### Stated task
Starting at the line below that contains "Convert this chart", print each line through the end of the records exactly as it appears.

Entries with figure data:

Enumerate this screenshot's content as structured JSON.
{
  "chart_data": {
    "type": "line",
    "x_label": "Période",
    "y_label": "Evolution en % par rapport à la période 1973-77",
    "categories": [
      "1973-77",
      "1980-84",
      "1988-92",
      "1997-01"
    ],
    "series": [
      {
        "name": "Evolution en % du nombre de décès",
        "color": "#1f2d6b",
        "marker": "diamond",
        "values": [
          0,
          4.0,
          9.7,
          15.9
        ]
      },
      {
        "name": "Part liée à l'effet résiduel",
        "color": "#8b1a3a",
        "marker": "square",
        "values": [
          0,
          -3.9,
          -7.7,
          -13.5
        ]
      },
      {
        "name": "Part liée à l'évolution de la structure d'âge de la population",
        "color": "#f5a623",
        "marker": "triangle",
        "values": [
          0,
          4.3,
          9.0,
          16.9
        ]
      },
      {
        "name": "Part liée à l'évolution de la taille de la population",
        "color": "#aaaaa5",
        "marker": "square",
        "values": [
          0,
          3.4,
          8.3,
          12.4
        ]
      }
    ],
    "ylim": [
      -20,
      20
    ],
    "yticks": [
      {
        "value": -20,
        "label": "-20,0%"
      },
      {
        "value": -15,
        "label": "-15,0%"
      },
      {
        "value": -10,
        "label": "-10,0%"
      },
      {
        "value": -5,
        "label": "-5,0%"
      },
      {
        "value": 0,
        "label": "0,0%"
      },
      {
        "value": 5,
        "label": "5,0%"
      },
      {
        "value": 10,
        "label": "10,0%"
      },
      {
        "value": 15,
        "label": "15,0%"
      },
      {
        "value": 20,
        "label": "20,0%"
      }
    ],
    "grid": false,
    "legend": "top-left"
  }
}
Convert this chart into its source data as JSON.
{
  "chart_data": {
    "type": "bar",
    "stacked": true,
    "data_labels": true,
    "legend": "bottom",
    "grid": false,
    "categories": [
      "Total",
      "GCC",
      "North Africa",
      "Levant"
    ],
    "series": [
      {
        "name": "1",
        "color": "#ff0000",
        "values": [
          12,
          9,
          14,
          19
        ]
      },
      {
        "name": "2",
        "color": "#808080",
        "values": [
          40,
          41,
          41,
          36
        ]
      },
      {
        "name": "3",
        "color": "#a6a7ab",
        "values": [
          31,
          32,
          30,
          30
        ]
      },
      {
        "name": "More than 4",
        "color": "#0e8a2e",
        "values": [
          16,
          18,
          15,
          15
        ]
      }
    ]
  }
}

### The solution
Convert this chart into its source data as JSON.
{
  "chart_data": {
    "type": "bar",
    "stacked": true,
    "data_labels": true,
    "legend": "bottom",
    "grid": false,
    "categories": [
      "Total",
      "GCC",
      "North Africa",
      "Levant"
    ],
    "series": [
      {
        "name": "1",
        "color": "#ff0000",
        "values": [
          12,
          9,
          14,
          19
        ]
      },
      {
        "name": "2",
        "color": "#808080",
        "values": [
          40,
          41,
          41,
          36
        ]
      },
      {
        "name": "3",
        "color": "#a6a7ab",
        "values": [
          31,
          32,
          30,
          30
        ]
      },
      {
        "name": "More than 4",
        "color": "#0e8a2e",
        "values": [
          16,
          18,
          15,
          15
        ]
      }
    ]
  }
}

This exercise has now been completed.